* [Data entries]
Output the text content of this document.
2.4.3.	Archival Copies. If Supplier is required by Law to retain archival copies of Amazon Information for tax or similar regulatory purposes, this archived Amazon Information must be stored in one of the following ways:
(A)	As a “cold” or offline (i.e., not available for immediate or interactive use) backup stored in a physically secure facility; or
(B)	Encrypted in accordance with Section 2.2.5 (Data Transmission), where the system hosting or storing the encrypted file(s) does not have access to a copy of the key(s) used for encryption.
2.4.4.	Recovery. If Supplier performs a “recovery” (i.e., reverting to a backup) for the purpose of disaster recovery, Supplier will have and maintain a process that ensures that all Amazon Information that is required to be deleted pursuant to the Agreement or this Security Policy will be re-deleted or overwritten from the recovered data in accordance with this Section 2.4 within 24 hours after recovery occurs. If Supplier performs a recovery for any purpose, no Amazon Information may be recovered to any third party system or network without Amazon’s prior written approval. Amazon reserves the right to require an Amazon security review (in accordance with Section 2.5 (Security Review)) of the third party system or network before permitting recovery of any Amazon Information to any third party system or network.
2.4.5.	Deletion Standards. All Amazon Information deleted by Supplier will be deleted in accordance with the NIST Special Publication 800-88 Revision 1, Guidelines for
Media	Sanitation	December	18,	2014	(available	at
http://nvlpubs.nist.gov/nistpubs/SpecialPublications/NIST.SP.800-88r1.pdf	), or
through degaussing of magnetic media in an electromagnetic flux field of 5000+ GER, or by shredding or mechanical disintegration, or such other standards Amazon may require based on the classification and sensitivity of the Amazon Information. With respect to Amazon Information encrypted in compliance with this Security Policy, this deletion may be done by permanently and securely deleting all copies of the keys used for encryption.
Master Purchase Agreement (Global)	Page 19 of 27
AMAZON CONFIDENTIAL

* [Stated task] Exact copies of all the records are required.

* [Exercise answer]
Output the text content of this document.
2.4.3.	Archival Copies. If Supplier is required by Law to retain archival copies of Amazon Information for tax or similar regulatory purposes, this archived Amazon Information must be stored in one of the following ways:
(A)	As a “cold” or offline (i.e., not available for immediate or interactive use) backup stored in a physically secure facility; or
(B)	Encrypted in accordance with Section 2.2.5 (Data Transmission), where the system hosting or storing the encrypted file(s) does not have access to a copy of the key(s) used for encryption.
2.4.4.	Recovery. If Supplier performs a “recovery” (i.e., reverting to a backup) for the purpose of disaster recovery, Supplier will have and maintain a process that ensures that all Amazon Information that is required to be deleted pursuant to the Agreement or this Security Policy will be re-deleted or overwritten from the recovered data in accordance with this Section 2.4 within 24 hours after recovery occurs. If Supplier performs a recovery for any purpose, no Amazon Information may be recovered to any third party system or network without Amazon’s prior written approval. Amazon reserves the right to require an Amazon security review (in accordance with Section 2.5 (Security Review)) of the third party system or network before permitting recovery of any Amazon Information to any third party system or network.
2.4.5.	Deletion Standards. All Amazon Information deleted by Supplier will be deleted in accordance with the NIST Special Publication 800-88 Revision 1, Guidelines for
Media	Sanitation	December	18,	2014	(available	at
http://nvlpubs.nist.gov/nistpubs/SpecialPublications/NIST.SP.800-88r1.pdf	), or
through degaussing of magnetic media in an electromagnetic flux field of 5000+ GER, or by shredding or mechanical disintegration, or such other standards Amazon may require based on the classification and sensitivity of the Amazon Information. With respect to Amazon Information encrypted in compliance with this Security Policy, this deletion may be done by permanently and securely deleting all copies of the keys used for encryption.
Master Purchase Agreement (Global)	Page 19 of 27
AMAZON CONFIDENTIAL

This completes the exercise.